§ QUESTIONS TO ANSWER
#1 Answer these from the piece on Thom Browne:
(a) Where did the interview with Browne take place?
(b) Which Stanley Kubrick film inspired the new series of images?
(c) Who designed the hats the models wear in the images?
#2 Write what comes next in the piece on Thom Browne, picking up after its last sentence.

§ EXCERPT
━━━━━━━━━━━━━━━━━━━━

For Thom Browne, provocation is a source of delight. His shrunken suit remains essential for insiders, and perplexing to the unaware. And then there are his wildly expressive runway shows, the most recent of which pitched men into football-shaped platform shoes and panniers affixed with codpieces, which continue to cause outsize reactions among shocked and angry men outside of the glass of fashion. Browne doesn’t much care. “If they knew how not serious I was about it, I think they would be so surprised,” he said, bemused, in an interview in his Paris showroom earlier this week. “I think they’re thinking, like, I’m trying to like change how masculine men are. One, I don’t care that much. And two, [the Thom Browne men] actually look more masculine than you probably do.”
The latest entry into his farcical canon is a series of images, inspired by the candlelit splendor of Stanley Kubrick’s Barry Lyndon. (They'll hang in the brand's Paris showroom, where buyers come to see and purchase from the collection.) Browne imagined the scene in a sort of fever dream: a dinner party in a mansion, where a group of well-dressed animals (models in hats designed by the legendary milliner Stephen Jones) arrive to find the spécialité de la maison is a human. Specifically, the very “sweet”—in Browne’s words—model Rocky Harwood, who poses on the dinner table with impressively appetizing stillness. His body is in fact a fondant cake created by a London baker to resemble Browne’s classic suit jacket, cardigan, and shirting combo; during our interview, the sliced cake—layers of red, white, and blue sponge; Mary Berry would be very impressed—sat in the middle of the table, and I tried a piece (best human I’ve had in years!). The images show the narrative from arrival to glee club portrait to cocktails to the main feast, with all the men dressed in Browne’s “Harris tweeds—all our classic fabrics and details. A Bermuda short suit, a pleated skirt suit, a sack skirt suit. All the classic ideas that I have in all my collections.”

━━━━━━━━━━━━━━━━━━━━

§ RECORDS SUPPLIED
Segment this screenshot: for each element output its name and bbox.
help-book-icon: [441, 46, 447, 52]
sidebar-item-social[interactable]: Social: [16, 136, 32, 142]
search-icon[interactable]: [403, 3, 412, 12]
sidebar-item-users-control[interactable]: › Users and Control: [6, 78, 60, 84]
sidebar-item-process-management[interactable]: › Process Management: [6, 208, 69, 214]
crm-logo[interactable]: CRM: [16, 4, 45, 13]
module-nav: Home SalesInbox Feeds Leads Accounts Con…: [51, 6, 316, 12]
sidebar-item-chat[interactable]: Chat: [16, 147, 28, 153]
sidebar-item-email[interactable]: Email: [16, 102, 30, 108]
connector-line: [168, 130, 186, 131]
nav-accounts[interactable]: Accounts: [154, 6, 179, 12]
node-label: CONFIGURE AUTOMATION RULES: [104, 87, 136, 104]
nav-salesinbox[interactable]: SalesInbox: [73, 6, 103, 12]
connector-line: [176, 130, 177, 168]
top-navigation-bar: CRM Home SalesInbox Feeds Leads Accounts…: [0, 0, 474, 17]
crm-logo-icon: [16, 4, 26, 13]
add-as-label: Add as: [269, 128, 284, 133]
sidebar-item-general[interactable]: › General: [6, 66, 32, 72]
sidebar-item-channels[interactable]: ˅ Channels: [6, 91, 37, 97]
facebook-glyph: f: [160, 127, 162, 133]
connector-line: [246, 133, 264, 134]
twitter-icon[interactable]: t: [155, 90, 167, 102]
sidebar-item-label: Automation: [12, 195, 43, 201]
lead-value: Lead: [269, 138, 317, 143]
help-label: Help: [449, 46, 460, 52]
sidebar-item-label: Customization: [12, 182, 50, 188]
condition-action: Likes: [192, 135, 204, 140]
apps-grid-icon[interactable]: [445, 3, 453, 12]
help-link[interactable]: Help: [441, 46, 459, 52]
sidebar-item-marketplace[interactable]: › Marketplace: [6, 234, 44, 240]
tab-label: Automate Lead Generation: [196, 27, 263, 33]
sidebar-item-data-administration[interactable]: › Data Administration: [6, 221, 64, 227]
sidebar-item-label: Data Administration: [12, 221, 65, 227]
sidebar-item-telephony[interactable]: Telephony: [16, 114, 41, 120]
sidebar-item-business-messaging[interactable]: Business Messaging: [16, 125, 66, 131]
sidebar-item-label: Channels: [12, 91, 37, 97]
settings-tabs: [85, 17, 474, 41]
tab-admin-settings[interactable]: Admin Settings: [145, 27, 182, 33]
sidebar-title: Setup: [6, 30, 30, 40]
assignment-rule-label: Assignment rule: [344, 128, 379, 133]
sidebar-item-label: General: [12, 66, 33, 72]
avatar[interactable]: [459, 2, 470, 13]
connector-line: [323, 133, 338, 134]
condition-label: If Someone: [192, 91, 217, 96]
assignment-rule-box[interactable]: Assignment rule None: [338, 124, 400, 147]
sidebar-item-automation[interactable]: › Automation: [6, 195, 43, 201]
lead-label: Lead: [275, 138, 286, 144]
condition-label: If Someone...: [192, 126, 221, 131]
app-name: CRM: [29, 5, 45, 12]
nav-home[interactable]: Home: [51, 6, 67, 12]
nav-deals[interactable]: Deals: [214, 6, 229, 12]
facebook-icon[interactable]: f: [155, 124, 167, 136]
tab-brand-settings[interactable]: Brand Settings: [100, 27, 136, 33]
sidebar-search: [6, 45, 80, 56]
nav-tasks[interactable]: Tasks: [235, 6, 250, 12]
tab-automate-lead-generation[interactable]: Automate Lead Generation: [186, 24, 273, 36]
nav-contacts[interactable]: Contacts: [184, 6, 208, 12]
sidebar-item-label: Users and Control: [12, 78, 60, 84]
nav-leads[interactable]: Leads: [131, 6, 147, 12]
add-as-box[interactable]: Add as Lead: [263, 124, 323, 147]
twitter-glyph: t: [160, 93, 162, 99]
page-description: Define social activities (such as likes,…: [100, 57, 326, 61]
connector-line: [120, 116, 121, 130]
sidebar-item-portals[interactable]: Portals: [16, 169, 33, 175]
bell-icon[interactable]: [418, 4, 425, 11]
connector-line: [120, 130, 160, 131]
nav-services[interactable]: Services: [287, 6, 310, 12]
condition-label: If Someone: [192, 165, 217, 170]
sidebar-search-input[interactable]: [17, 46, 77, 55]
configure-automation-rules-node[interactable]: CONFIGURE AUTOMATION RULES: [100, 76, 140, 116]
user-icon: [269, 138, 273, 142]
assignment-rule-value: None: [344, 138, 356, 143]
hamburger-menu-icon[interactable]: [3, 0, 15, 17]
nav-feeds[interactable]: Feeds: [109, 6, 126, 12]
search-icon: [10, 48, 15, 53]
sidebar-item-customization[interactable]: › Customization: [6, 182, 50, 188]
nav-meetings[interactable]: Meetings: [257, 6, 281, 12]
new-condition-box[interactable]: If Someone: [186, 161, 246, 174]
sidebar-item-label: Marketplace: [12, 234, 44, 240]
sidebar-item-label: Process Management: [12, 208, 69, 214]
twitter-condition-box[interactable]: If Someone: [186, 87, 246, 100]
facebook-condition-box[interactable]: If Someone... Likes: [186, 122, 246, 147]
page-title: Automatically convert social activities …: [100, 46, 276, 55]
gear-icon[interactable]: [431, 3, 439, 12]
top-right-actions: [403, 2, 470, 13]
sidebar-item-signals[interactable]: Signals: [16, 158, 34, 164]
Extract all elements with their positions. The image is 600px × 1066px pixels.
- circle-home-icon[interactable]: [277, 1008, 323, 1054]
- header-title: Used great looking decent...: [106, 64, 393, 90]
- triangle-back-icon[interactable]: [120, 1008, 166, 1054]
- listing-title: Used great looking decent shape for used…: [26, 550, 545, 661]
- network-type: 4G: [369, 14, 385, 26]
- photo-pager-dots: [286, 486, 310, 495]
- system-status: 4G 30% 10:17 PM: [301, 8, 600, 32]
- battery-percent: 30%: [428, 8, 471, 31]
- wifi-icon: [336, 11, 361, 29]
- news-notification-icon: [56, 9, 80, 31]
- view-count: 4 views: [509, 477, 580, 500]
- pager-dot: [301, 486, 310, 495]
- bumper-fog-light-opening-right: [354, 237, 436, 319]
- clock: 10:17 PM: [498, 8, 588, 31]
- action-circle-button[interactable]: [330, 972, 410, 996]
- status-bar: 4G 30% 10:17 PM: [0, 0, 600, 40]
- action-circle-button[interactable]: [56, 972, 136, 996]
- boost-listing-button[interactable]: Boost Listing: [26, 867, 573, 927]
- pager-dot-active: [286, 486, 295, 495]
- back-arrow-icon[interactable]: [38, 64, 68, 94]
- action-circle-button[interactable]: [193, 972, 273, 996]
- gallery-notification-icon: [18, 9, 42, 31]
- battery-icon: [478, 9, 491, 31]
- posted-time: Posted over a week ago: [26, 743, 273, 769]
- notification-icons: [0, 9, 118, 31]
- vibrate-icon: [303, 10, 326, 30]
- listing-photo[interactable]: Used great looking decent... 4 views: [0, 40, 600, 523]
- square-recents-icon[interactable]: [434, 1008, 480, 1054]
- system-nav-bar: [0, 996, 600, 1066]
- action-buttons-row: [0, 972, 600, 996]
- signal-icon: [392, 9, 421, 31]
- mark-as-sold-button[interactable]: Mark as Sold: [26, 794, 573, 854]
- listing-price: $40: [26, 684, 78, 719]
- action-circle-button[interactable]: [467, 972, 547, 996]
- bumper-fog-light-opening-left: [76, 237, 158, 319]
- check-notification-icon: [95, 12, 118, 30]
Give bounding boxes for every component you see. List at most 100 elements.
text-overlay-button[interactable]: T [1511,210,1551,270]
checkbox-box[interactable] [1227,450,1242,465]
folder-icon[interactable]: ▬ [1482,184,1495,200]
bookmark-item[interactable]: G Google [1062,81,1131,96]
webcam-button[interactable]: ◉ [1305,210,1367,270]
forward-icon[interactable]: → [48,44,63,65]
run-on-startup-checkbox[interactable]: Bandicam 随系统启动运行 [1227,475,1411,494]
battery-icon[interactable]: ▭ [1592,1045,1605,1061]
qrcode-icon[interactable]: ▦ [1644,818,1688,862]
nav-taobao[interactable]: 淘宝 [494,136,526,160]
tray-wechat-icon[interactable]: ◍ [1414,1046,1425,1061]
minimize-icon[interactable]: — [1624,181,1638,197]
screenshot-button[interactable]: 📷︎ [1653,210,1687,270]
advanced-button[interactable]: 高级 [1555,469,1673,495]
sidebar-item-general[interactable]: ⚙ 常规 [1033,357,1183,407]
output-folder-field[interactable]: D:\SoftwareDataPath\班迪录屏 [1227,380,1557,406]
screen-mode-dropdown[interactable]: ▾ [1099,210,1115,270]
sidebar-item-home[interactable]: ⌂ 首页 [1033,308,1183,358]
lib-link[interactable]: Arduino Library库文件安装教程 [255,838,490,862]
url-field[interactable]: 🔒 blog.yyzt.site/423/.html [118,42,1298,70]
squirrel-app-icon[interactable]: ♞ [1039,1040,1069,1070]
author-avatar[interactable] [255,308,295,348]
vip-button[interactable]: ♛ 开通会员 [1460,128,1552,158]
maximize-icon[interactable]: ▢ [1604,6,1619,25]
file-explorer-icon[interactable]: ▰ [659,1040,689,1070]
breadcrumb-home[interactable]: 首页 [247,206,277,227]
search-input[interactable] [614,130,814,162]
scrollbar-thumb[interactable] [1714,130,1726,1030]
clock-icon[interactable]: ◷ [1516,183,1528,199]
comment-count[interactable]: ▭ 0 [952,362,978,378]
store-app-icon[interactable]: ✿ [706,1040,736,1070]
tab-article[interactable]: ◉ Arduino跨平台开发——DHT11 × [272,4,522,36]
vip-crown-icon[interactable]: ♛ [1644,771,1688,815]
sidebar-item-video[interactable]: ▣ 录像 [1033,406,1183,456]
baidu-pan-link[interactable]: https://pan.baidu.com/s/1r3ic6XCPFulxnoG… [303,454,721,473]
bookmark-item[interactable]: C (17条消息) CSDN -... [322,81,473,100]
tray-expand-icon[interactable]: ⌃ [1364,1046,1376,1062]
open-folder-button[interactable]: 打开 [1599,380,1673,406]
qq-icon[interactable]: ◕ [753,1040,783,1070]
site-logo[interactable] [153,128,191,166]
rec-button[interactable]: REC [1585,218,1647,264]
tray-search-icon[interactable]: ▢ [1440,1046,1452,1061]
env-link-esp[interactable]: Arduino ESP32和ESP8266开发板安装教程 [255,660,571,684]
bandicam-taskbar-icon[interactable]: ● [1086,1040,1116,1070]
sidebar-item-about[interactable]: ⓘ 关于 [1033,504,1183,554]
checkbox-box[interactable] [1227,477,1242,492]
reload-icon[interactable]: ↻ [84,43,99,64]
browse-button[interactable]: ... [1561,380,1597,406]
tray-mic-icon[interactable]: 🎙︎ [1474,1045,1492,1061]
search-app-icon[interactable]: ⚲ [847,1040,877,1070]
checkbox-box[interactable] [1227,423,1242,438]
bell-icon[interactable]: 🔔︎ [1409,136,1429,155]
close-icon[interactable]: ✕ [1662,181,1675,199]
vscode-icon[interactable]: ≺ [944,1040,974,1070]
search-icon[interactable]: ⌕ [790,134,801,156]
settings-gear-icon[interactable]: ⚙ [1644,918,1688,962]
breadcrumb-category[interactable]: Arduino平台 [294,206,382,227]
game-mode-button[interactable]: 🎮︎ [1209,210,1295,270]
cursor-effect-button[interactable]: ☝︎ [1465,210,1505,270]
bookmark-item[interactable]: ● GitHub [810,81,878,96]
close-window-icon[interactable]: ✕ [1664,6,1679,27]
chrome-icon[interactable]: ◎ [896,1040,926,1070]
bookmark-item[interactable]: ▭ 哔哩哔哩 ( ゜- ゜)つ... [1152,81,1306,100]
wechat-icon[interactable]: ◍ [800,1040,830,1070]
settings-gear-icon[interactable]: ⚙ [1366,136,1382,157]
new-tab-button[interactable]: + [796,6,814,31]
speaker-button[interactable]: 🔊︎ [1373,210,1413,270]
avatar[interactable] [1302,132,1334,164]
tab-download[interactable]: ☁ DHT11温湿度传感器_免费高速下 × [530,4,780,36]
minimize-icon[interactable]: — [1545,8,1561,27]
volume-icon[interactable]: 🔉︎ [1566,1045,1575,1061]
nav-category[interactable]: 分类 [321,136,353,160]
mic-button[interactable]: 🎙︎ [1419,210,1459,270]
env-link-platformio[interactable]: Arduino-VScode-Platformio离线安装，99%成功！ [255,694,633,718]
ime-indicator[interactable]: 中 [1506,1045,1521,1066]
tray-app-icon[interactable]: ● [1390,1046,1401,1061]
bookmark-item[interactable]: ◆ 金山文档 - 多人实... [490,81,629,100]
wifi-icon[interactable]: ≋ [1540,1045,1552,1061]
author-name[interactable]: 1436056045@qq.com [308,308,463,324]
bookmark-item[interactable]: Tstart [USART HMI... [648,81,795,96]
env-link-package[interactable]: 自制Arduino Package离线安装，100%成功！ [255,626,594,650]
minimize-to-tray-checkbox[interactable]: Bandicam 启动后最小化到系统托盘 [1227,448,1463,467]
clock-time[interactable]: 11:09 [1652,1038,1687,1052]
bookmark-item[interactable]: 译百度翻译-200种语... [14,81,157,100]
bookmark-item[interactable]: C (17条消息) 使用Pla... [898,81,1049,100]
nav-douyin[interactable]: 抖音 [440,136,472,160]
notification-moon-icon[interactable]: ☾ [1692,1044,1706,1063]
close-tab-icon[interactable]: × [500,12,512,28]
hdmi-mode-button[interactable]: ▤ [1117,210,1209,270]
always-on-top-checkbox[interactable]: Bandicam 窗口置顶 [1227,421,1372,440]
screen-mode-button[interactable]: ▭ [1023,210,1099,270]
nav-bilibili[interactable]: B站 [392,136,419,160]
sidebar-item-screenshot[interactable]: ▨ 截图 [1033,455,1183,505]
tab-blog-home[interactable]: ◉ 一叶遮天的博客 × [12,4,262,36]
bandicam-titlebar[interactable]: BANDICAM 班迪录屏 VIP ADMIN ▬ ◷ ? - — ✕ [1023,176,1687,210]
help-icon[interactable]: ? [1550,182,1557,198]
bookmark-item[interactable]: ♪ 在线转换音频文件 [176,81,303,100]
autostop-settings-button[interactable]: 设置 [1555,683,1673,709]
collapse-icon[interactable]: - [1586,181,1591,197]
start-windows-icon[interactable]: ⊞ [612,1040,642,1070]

━━━━━━━━━━━━━━━━━━━━

§ ANSWERS BY ITEM
#1
(a) In his Paris showroom
(b) Barry Lyndon
(c) Stephen Jones

#2
Browne’s preppy theatrics have been a staple of Paris Men’s Fashion Week since he started showing his menswear here during the Spring 2011 season, but he opted to combine his men’s and women’s for the women’s shows in March. “I’ve been talking about my men’s and women's actually being connected for so long that I needed to actually show it,” he said. But he still wanted to do something in his men’s week slot, hence the photos: “I just thought like, it’d be nice to fill this moment with something that wasn’t traditionally a show.”
In fact, the idea came so quickly that Browne and his team, working with photographer Casper Sejersen (and production company Back of the House on set design), had taken the images just the day before. “I wanted to do this, and it was something that I couldn’t wait on, and it needed to be done now,” he said. (Again: it’s just so delightful to think of a man whose most pressing desire is to realize a dinner party for animals.)
Browne seems to be in a very experimental place right now, having recently shown a palm tree sculpture at Art Basel Miami in December. The impulse that led him to make a tiny suit for guys is now extending in new and different directions. “These are things that people need to see, you know: just crazy ideas,” he said. He doesn’t need to be doing this; Zegna acquired a majority stake in his brand in 2018, valuing the gray-suit empire at $500 million. This? This is just fun:“I just liked the idea of creation for the sake of creation. There’s no commercial reason for this other than, this is here because of the business. Business is so good right now, so everything is just working really well.” He’s selling a ton of his more commercial suiting pieces—including men’s skirts, he said, which are now a staple, after Odell Beckham Jr. wore one to the Met Gala, and playwright Jeremy O. Harris has made them a part of his wardrobe.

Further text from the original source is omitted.